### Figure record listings
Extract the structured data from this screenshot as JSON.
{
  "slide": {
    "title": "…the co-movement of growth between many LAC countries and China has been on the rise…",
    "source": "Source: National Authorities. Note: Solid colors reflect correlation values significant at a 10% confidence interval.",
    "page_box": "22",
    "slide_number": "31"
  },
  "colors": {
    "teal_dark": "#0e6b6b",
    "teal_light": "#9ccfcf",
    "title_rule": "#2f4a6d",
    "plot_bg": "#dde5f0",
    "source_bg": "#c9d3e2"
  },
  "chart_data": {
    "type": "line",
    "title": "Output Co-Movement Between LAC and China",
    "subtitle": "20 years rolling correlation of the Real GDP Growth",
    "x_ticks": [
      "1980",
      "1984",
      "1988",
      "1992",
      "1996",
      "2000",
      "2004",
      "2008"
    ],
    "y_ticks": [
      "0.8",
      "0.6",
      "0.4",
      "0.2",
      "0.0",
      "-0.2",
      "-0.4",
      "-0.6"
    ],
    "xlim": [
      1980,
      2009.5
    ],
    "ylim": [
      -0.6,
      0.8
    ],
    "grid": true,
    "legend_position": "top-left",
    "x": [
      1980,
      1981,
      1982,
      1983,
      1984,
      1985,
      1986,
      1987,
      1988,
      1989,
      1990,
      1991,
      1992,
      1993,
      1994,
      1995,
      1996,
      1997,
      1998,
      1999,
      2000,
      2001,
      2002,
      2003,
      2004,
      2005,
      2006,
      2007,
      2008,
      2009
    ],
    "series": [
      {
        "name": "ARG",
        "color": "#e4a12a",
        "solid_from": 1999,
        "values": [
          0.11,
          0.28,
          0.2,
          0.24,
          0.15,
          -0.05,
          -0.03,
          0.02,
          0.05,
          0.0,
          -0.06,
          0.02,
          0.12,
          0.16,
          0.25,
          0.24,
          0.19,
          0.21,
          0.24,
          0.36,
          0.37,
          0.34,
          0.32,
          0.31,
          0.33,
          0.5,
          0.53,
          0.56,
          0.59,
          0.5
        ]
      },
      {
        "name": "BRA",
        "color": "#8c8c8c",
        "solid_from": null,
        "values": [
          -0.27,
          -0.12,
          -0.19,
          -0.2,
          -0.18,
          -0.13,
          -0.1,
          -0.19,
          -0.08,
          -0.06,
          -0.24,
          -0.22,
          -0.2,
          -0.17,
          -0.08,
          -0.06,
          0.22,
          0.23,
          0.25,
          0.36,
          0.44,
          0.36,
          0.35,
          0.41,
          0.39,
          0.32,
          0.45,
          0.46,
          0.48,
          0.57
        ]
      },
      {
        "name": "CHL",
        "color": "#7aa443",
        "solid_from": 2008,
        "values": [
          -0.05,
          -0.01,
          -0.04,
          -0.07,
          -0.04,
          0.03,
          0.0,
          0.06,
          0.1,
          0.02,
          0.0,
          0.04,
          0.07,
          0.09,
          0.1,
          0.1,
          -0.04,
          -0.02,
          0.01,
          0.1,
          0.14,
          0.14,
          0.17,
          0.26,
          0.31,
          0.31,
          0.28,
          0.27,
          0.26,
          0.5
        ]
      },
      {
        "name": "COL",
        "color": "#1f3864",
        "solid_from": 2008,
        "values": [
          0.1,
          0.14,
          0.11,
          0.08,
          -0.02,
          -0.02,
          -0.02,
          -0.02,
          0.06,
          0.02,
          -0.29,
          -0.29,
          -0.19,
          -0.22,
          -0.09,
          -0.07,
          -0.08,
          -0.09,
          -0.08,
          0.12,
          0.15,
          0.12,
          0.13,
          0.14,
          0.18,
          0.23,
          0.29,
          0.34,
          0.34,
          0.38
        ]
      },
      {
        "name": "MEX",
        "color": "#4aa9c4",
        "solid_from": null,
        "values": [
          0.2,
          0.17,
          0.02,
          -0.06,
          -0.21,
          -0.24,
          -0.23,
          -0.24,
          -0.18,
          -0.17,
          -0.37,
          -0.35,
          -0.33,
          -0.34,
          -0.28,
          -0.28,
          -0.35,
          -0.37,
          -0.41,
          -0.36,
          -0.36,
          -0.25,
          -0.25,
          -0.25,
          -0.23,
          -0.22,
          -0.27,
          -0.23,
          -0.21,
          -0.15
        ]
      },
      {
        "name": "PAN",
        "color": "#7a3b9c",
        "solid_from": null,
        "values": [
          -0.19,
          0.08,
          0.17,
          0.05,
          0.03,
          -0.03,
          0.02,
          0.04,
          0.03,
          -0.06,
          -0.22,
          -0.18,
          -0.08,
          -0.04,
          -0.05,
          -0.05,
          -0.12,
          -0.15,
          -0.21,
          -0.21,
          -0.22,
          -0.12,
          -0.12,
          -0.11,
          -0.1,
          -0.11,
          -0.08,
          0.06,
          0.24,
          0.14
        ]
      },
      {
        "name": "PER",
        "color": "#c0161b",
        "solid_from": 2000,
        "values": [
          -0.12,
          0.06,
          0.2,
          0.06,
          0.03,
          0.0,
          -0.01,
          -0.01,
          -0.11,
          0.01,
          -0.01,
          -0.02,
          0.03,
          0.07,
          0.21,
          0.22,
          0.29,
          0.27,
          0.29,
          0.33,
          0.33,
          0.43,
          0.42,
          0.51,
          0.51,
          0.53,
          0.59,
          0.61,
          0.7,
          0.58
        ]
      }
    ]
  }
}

### What is asked
Going through the records above, state how many lines carry "name", with no other text.

### Correct result
7